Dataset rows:
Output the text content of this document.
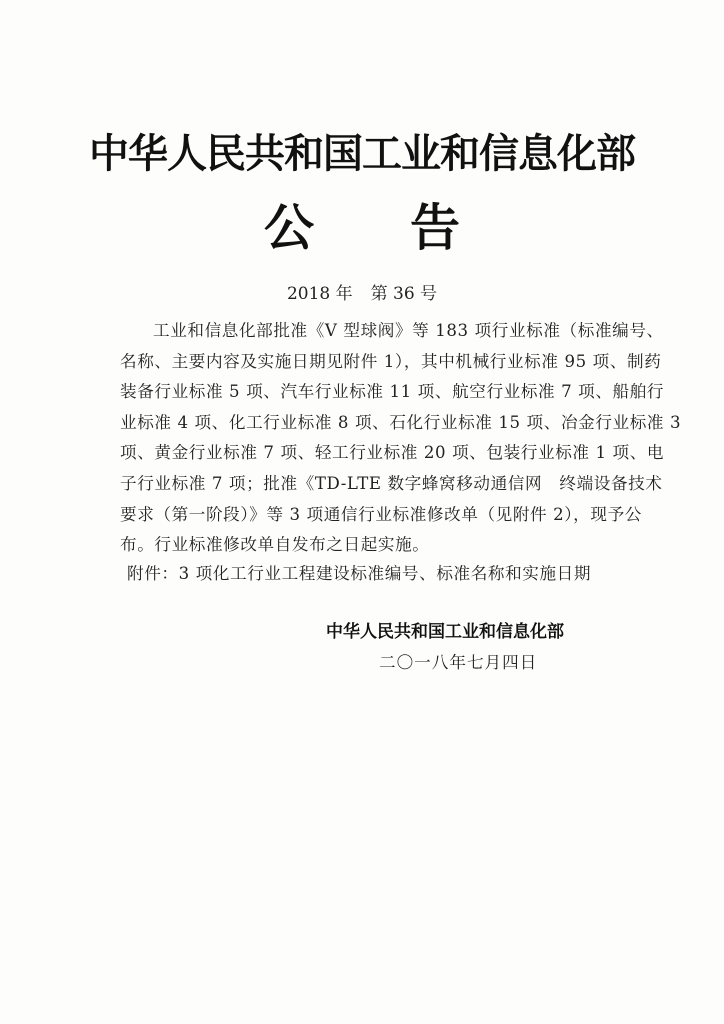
中华人民共和国工业和信息化部
公告
2018 年 第 36 号
工业和信息化部批准《V 型球阀》等 183 项行业标准（标准编号、
名称、主要内容及实施日期见附件 1），其中机械行业标准 95 项、制药
装备行业标准 5 项、汽车行业标准 11 项、航空行业标准 7 项、船舶行
业标准 4 项、化工行业标准 8 项、石化行业标准 15 项、冶金行业标准 3
项、黄金行业标准 7 项、轻工行业标准 20 项、包装行业标准 1 项、电
子行业标准 7 项；批准《TD-LTE 数字蜂窝移动通信网　终端设备技术
要求（第一阶段）》等 3 项通信行业标准修改单（见附件 2），现予公
布。行业标准修改单自发布之日起实施。
附件：3 项化工行业工程建设标准编号、标准名称和实施日期
中华人民共和国工业和信息化部
二〇一八年七月四日
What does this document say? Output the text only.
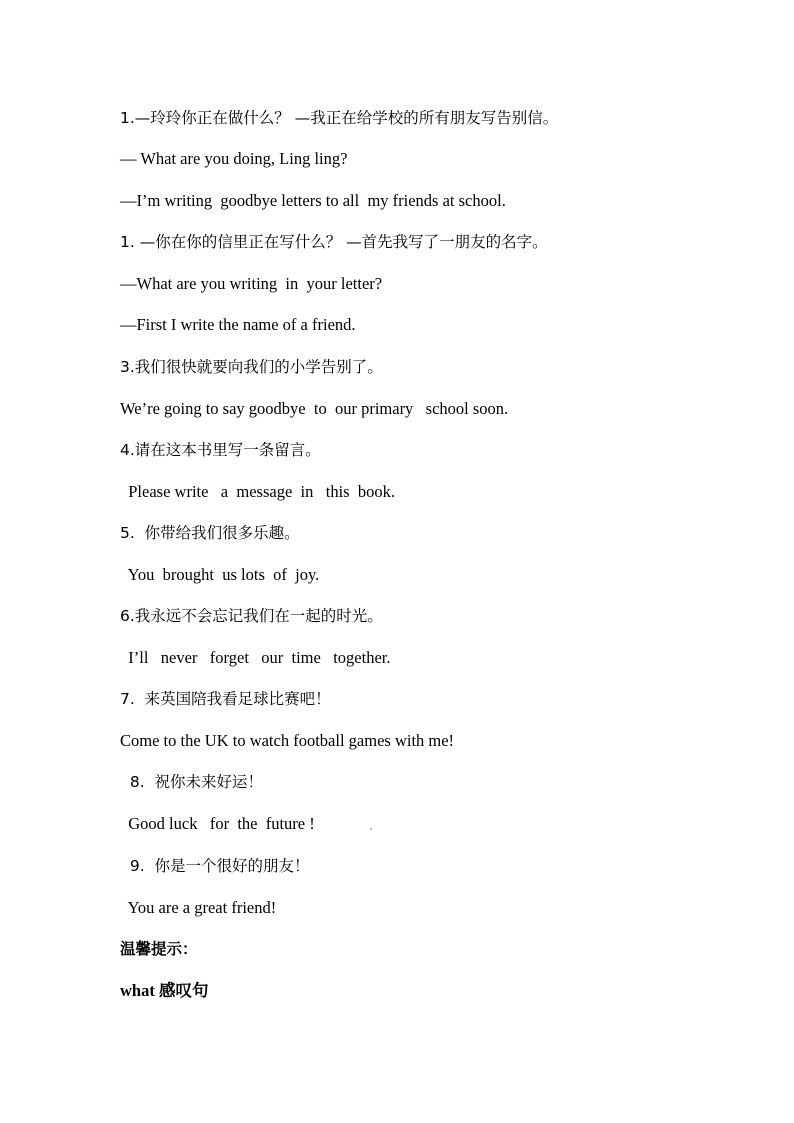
1.—玲玲你正在做什么？ —我正在给学校的所有朋友写告别信。
— What are you doing, Ling ling?
—I’m writing  goodbye letters to all  my friends at school.
1. —你在你的信里正在写什么？ —首先我写了一朋友的名字。
—What are you writing  in  your letter?
—First I write the name of a friend.
3.我们很快就要向我们的小学告别了。
We’re going to say goodbye  to  our primary   school soon.
4.请在这本书里写一条留言。
Please write   a  message  in   this  book.
5.  你带给我们很多乐趣。
You  brought  us lots  of  joy.
6.我永远不会忘记我们在一起的时光。
I’ll   never   forget   our  time   together.
7.  来英国陪我看足球比赛吧！
Come to the UK to watch football games with me!
8.  祝你未来好运！
Good luck   for  the  future !
9.  你是一个很好的朋友！
You are a great friend!
温馨提示：
what 感叹句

Short task: Repeat each record exactly as shown above, dropping all images.

Answer to this exercise:
Output the text content of this document.
中华人民共和国工业和信息化部
公告
2018 年 第 36 号
工业和信息化部批准《V 型球阀》等 183 项行业标准（标准编号、
名称、主要内容及实施日期见附件 1），其中机械行业标准 95 项、制药
装备行业标准 5 项、汽车行业标准 11 项、航空行业标准 7 项、船舶行
业标准 4 项、化工行业标准 8 项、石化行业标准 15 项、冶金行业标准 3
项、黄金行业标准 7 项、轻工行业标准 20 项、包装行业标准 1 项、电
子行业标准 7 项；批准《TD-LTE 数字蜂窝移动通信网　终端设备技术
要求（第一阶段）》等 3 项通信行业标准修改单（见附件 2），现予公
布。行业标准修改单自发布之日起实施。
附件：3 项化工行业工程建设标准编号、标准名称和实施日期
中华人民共和国工业和信息化部
二〇一八年七月四日
What does this document say? Output the text only.
1.—玲玲你正在做什么？ —我正在给学校的所有朋友写告别信。
— What are you doing, Ling ling?
—I’m writing  goodbye letters to all  my friends at school.
1. —你在你的信里正在写什么？ —首先我写了一朋友的名字。
—What are you writing  in  your letter?
—First I write the name of a friend.
3.我们很快就要向我们的小学告别了。
We’re going to say goodbye  to  our primary   school soon.
4.请在这本书里写一条留言。
Please write   a  message  in   this  book.
5.  你带给我们很多乐趣。
You  brought  us lots  of  joy.
6.我永远不会忘记我们在一起的时光。
I’ll   never   forget   our  time   together.
7.  来英国陪我看足球比赛吧！
Come to the UK to watch football games with me!
8.  祝你未来好运！
Good luck   for  the  future !
9.  你是一个很好的朋友！
You are a great friend!
温馨提示：
what 感叹句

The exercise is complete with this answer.